[EL] Koch Bros. and the Use of the 501c(6) Over 501(c)(4) to Hide Donors
Smith, Brad
BSmith at law.capital.edu
Sat Sep 14 05:49:13 PDT 2013
Buckley's express advocacy distinction is first raised by the Court in discussing expenditure limits, but it is ultimately unimportant to that portion of the case, since the Court proceeded to strike down limits on expenditures anyway. (The gave it some life by giving Buckley the most narrow interpretation it could, and continuing to enforce expenditure bans on corporations and unions and on groups making independent expenditures - this all ended in 2010 with Citizens United and SpeechNow.org. But that's not relevant to this part of the story).
The real importance of "express advocacy" in Buckley was that the Court brought the concept back into the discussion in order to sharply curtail the reach of the FECA's disclosure provisions. While Buckley nominally upheld FECA's disclosure, it did so only after limiting them to cover groups with a primary purpose of electing a candidate, or express advocacy. While in theory, then, disclosure was upheld, effectively most of the disclosure that would have been required by FECA's independent expenditure disclosure provisions was struck down.
It was because of this narrow definition of what independent expenditures had to be disclosed that the reform community began to pursue regulation of the basis of form rather than substance. The theory was basically, "we can't regulate on the basis of content (Buckley), but we can regulate on the basis of tax status, or form (Regan v. Taxation with Representation)." Regan did not have cause, however, to consider the scope of the disclosure provisions (indeed the case dealt with the right to spend, not with disclosure, nor did the Court consider the IRS's broad definition of political activity vs. Buckley's narrow definition), so it is not at all clear that Regan's form based analysis supersedes in any way Buckley's content analysis.
But that's how we got to form-based regulation - it was a conscious effort to end-run Buckley's constraints on substance-based regulation (to use a "loophole" in the case law, some might say), and, accordingly, to get the IRS into the campaign finance enforcement picture. Among it's many deleterious consequences, it has greatly complicated campaign finance law, both in enforcement and compliance and in public understanding.
Bradley A. Smith
Josiah H. Blackmore II/Shirley M. Nault
Professor of Law
Capital University Law School
303 E. Broad St.
Columbus, OH 43215
614.236.6317
http://law.capital.edu/faculty/bios/bsmith.aspx
________________________________
From: law-election-bounces at department-lists.uci.edu [law-election-bounces at department-lists.uci.edu] on behalf of JBoppjr at aol.com [JBoppjr at aol.com]
Sent: Saturday, September 14, 2013 8:16 AM
To: jpomeranz at harmoncurran.com; rhasen at law.uci.edu; law-election at uci.edu
Subject: Re: [EL] Koch Bros. and the Use of the 501c(6) Over 501(c)(4) to Hide Donors
Thanks to John for clarifying the law here.
Regarding this:
Other donor clearinghouses, along with nearly all of the political groups they support, register with the I.R.S. as “social welfare” groups under Section 501(c)4<http://www.irs.gov/pub/irs-tege/eotopici03.pdf> of the tax code.
This is either sloppy reporting or intentionally highly misleading. Of course a "political group," one that is primarily engaged in political intervention -- a very broad term -- does not qualify as a c4, but as a 527 organization. In order to qualify as a c4, the group needs to spend a majority of its money on lobbying and education, not political intervention -- in IRS talk, its primary purpose must be social welfare activity.

- **GOAL**: Write out the campaign finance email word for word, everything from "Columbus, OH 43215" down to "the tax code.".

Source records:
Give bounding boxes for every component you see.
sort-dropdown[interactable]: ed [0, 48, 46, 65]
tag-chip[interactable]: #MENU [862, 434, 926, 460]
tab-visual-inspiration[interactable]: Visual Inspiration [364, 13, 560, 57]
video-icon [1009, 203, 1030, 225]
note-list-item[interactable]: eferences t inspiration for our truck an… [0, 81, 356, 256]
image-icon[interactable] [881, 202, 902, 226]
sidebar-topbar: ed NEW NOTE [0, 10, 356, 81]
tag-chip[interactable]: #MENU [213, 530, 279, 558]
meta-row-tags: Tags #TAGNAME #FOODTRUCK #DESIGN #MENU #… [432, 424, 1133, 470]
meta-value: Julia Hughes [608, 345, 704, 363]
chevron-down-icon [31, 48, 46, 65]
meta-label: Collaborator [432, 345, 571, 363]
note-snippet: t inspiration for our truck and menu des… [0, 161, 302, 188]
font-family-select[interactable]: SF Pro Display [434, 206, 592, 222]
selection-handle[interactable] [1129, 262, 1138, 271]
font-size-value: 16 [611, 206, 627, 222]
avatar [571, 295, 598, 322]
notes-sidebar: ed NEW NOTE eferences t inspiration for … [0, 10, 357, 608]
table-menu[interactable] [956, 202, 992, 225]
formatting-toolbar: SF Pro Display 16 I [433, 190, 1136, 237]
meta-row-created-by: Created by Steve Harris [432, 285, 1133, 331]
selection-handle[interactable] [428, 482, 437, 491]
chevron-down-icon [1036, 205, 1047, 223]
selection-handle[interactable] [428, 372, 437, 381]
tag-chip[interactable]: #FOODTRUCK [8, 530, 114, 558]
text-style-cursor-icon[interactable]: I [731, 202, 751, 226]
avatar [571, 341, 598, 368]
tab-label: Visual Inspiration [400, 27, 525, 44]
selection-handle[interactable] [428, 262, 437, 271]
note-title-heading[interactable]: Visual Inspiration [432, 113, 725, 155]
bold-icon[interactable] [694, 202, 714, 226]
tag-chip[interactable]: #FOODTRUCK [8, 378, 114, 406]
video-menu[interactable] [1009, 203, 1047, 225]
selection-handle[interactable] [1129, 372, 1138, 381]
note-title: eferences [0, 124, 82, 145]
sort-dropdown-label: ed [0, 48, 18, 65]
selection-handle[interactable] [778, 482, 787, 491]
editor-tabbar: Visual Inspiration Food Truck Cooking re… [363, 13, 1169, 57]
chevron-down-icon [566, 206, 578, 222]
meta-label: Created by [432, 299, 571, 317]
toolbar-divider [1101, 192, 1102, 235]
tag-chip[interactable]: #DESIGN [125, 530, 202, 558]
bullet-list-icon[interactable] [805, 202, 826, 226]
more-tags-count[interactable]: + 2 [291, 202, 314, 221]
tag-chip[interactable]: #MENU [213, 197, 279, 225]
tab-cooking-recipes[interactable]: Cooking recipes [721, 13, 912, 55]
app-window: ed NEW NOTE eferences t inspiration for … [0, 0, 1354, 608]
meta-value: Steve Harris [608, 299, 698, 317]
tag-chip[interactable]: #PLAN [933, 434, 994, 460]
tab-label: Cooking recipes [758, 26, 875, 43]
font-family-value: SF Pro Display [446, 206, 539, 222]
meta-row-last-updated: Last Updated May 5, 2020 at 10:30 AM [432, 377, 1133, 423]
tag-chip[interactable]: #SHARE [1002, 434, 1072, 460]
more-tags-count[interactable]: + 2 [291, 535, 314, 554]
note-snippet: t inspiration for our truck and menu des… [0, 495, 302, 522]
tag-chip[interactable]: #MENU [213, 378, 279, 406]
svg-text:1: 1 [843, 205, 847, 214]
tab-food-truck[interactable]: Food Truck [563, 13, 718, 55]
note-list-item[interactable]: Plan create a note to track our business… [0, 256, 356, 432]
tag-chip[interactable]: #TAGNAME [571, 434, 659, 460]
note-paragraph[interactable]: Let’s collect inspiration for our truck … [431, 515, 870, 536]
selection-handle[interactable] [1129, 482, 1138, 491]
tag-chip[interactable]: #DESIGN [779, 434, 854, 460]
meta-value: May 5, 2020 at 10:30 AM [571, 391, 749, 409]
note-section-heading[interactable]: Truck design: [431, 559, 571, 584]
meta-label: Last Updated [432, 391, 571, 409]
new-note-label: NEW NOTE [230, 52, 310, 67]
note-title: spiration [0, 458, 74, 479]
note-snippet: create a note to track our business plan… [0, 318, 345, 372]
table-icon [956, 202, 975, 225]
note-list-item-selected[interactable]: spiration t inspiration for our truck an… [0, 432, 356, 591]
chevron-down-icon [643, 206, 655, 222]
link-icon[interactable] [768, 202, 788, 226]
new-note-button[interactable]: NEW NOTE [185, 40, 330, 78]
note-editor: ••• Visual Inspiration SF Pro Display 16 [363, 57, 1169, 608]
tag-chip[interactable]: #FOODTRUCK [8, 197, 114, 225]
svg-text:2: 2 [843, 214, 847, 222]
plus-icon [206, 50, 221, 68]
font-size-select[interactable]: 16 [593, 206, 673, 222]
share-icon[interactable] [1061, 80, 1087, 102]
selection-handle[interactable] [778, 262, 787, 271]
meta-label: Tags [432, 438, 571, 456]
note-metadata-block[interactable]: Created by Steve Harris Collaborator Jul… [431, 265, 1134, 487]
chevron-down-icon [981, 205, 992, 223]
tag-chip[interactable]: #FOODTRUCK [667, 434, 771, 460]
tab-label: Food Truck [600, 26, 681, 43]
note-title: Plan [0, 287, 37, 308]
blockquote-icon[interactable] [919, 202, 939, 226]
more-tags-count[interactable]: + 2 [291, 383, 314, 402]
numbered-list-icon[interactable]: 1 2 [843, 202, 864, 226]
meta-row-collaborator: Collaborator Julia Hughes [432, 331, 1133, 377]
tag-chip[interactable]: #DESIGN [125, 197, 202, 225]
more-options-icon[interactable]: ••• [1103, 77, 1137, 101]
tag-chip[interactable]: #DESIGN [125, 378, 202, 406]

- **THE COMPLETED TASK**:
Columbus, OH 43215
614.236.6317
http://law.capital.edu/faculty/bios/bsmith.aspx
________________________________
From: law-election-bounces at department-lists.uci.edu [law-election-bounces at department-lists.uci.edu] on behalf of JBoppjr at aol.com [JBoppjr at aol.com]
Sent: Saturday, September 14, 2013 8:16 AM
To: jpomeranz at harmoncurran.com; rhasen at law.uci.edu; law-election at uci.edu
Subject: Re: [EL] Koch Bros. and the Use of the 501c(6) Over 501(c)(4) to Hide Donors
Thanks to John for clarifying the law here.
Regarding this:
Other donor clearinghouses, along with nearly all of the political groups they support, register with the I.R.S. as “social welfare” groups under Section 501(c)4<http://www.irs.gov/pub/irs-tege/eotopici03.pdf> of the tax code.